*Short problem*
Without altering anything, repeat each of the records.

(Stored entries)

━━━━

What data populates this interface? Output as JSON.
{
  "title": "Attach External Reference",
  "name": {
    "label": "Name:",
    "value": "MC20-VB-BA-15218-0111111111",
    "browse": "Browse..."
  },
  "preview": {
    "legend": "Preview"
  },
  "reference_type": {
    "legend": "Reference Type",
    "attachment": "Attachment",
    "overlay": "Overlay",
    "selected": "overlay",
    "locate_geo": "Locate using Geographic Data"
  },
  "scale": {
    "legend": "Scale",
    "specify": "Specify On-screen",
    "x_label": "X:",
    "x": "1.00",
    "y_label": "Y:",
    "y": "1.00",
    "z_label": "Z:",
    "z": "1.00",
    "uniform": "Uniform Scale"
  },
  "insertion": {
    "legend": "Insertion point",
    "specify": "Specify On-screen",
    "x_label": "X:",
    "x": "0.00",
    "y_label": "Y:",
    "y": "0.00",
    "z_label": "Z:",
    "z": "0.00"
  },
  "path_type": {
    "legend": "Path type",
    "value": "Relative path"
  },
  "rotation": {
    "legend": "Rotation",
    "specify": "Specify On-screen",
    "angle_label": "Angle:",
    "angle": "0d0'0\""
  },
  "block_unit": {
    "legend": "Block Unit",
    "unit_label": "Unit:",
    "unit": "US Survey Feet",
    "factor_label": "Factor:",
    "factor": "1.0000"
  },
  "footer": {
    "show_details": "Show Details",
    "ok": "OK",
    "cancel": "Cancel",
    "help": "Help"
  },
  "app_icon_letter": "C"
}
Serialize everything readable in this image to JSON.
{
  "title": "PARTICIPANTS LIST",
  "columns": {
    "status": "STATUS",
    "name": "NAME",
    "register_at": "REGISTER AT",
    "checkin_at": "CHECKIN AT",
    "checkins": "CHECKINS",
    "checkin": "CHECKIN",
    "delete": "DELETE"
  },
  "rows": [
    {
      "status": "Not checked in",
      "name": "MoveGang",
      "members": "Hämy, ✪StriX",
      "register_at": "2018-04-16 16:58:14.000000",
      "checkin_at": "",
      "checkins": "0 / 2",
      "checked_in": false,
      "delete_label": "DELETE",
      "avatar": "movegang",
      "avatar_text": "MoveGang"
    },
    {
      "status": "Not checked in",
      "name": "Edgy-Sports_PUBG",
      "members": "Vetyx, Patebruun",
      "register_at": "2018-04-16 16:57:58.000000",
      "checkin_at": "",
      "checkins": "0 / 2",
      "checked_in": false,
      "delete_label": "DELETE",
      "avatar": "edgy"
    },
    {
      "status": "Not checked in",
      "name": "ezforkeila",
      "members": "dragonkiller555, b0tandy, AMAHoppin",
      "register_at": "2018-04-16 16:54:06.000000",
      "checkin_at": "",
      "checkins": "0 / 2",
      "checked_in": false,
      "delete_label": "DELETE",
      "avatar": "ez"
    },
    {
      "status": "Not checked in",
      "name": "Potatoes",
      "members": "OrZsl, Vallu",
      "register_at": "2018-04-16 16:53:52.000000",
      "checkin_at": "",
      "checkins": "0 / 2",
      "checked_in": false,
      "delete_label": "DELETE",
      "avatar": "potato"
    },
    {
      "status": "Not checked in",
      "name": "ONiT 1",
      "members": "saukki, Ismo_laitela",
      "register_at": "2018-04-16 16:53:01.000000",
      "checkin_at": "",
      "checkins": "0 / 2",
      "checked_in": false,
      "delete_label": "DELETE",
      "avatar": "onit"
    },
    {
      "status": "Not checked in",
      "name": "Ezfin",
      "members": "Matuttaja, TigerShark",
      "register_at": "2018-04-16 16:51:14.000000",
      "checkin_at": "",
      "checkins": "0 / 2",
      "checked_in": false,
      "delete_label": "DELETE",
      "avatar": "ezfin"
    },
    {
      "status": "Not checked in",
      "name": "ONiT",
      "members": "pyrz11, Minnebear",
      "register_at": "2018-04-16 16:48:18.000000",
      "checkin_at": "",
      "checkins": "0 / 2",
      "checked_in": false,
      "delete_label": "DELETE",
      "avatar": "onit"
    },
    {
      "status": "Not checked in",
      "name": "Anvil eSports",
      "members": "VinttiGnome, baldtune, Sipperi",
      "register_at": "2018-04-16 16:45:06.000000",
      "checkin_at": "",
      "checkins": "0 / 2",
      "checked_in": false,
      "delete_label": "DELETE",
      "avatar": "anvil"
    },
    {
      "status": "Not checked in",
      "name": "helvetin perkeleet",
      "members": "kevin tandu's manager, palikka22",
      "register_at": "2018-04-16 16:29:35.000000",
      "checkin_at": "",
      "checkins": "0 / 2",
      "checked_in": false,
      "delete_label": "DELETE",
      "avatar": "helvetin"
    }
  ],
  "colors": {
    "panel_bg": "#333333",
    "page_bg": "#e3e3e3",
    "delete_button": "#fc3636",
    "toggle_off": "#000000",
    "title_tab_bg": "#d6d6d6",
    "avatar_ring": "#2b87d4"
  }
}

━━━━

*Written reply*
What data populates this interface? Output as JSON.
{
  "title": "Attach External Reference",
  "name": {
    "label": "Name:",
    "value": "MC20-VB-BA-15218-0111111111",
    "browse": "Browse..."
  },
  "preview": {
    "legend": "Preview"
  },
  "reference_type": {
    "legend": "Reference Type",
    "attachment": "Attachment",
    "overlay": "Overlay",
    "selected": "overlay",
    "locate_geo": "Locate using Geographic Data"
  },
  "scale": {
    "legend": "Scale",
    "specify": "Specify On-screen",
    "x_label": "X:",
    "x": "1.00",
    "y_label": "Y:",
    "y": "1.00",
    "z_label": "Z:",
    "z": "1.00",
    "uniform": "Uniform Scale"
  },
  "insertion": {
    "legend": "Insertion point",
    "specify": "Specify On-screen",
    "x_label": "X:",
    "x": "0.00",
    "y_label": "Y:",
    "y": "0.00",
    "z_label": "Z:",
    "z": "0.00"
  },
  "path_type": {
    "legend": "Path type",
    "value": "Relative path"
  },
  "rotation": {
    "legend": "Rotation",
    "specify": "Specify On-screen",
    "angle_label": "Angle:",
    "angle": "0d0'0\""
  },
  "block_unit": {
    "legend": "Block Unit",
    "unit_label": "Unit:",
    "unit": "US Survey Feet",
    "factor_label": "Factor:",
    "factor": "1.0000"
  },
  "footer": {
    "show_details": "Show Details",
    "ok": "OK",
    "cancel": "Cancel",
    "help": "Help"
  },
  "app_icon_letter": "C"
}
Serialize everything readable in this image to JSON.
{
  "title": "PARTICIPANTS LIST",
  "columns": {
    "status": "STATUS",
    "name": "NAME",
    "register_at": "REGISTER AT",
    "checkin_at": "CHECKIN AT",
    "checkins": "CHECKINS",
    "checkin": "CHECKIN",
    "delete": "DELETE"
  },
  "rows": [
    {
      "status": "Not checked in",
      "name": "MoveGang",
      "members": "Hämy, ✪StriX",
      "register_at": "2018-04-16 16:58:14.000000",
      "checkin_at": "",
      "checkins": "0 / 2",
      "checked_in": false,
      "delete_label": "DELETE",
      "avatar": "movegang",
      "avatar_text": "MoveGang"
    },
    {
      "status": "Not checked in",
      "name": "Edgy-Sports_PUBG",
      "members": "Vetyx, Patebruun",
      "register_at": "2018-04-16 16:57:58.000000",
      "checkin_at": "",
      "checkins": "0 / 2",
      "checked_in": false,
      "delete_label": "DELETE",
      "avatar": "edgy"
    },
    {
      "status": "Not checked in",
      "name": "ezforkeila",
      "members": "dragonkiller555, b0tandy, AMAHoppin",
      "register_at": "2018-04-16 16:54:06.000000",
      "checkin_at": "",
      "checkins": "0 / 2",
      "checked_in": false,
      "delete_label": "DELETE",
      "avatar": "ez"
    },
    {
      "status": "Not checked in",
      "name": "Potatoes",
      "members": "OrZsl, Vallu",
      "register_at": "2018-04-16 16:53:52.000000",
      "checkin_at": "",
      "checkins": "0 / 2",
      "checked_in": false,
      "delete_label": "DELETE",
      "avatar": "potato"
    },
    {
      "status": "Not checked in",
      "name": "ONiT 1",
      "members": "saukki, Ismo_laitela",
      "register_at": "2018-04-16 16:53:01.000000",
      "checkin_at": "",
      "checkins": "0 / 2",
      "checked_in": false,
      "delete_label": "DELETE",
      "avatar": "onit"
    },
    {
      "status": "Not checked in",
      "name": "Ezfin",
      "members": "Matuttaja, TigerShark",
      "register_at": "2018-04-16 16:51:14.000000",
      "checkin_at": "",
      "checkins": "0 / 2",
      "checked_in": false,
      "delete_label": "DELETE",
      "avatar": "ezfin"
    },
    {
      "status": "Not checked in",
      "name": "ONiT",
      "members": "pyrz11, Minnebear",
      "register_at": "2018-04-16 16:48:18.000000",
      "checkin_at": "",
      "checkins": "0 / 2",
      "checked_in": false,
      "delete_label": "DELETE",
      "avatar": "onit"
    },
    {
      "status": "Not checked in",
      "name": "Anvil eSports",
      "members": "VinttiGnome, baldtune, Sipperi",
      "register_at": "2018-04-16 16:45:06.000000",
      "checkin_at": "",
      "checkins": "0 / 2",
      "checked_in": false,
      "delete_label": "DELETE",
      "avatar": "anvil"
    },
    {
      "status": "Not checked in",
      "name": "helvetin perkeleet",
      "members": "kevin tandu's manager, palikka22",
      "register_at": "2018-04-16 16:29:35.000000",
      "checkin_at": "",
      "checkins": "0 / 2",
      "checked_in": false,
      "delete_label": "DELETE",
      "avatar": "helvetin"
    }
  ],
  "colors": {
    "panel_bg": "#333333",
    "page_bg": "#e3e3e3",
    "delete_button": "#fc3636",
    "toggle_off": "#000000",
    "title_tab_bg": "#d6d6d6",
    "avatar_ring": "#2b87d4"
  }
}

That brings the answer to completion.